Search the entries below. Return every line that has "color" in it.

** start The data **

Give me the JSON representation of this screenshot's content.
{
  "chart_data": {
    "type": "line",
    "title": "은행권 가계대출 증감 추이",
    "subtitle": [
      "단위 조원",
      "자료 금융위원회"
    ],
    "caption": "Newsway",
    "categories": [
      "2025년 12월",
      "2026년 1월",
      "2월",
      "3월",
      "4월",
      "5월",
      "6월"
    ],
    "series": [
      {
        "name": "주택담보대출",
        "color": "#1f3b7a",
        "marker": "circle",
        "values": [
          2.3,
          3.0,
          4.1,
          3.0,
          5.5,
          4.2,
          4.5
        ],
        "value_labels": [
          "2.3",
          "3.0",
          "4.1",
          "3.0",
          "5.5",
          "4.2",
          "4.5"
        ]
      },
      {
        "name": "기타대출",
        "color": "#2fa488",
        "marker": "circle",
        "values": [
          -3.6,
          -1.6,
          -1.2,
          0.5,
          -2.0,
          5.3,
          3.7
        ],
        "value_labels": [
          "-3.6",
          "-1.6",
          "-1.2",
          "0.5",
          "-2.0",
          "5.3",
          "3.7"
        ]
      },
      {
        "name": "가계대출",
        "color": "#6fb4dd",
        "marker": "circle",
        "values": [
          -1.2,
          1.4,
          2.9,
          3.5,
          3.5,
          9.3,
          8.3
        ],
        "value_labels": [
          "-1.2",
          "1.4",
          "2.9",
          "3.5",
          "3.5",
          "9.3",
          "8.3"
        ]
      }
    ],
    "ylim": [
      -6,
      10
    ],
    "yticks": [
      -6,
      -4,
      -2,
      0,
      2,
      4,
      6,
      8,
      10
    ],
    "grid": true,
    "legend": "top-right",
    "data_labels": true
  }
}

** end The data **

• **Final answer**:
        "color": "#1f3b7a",
        "color": "#2fa488",
        "color": "#6fb4dd",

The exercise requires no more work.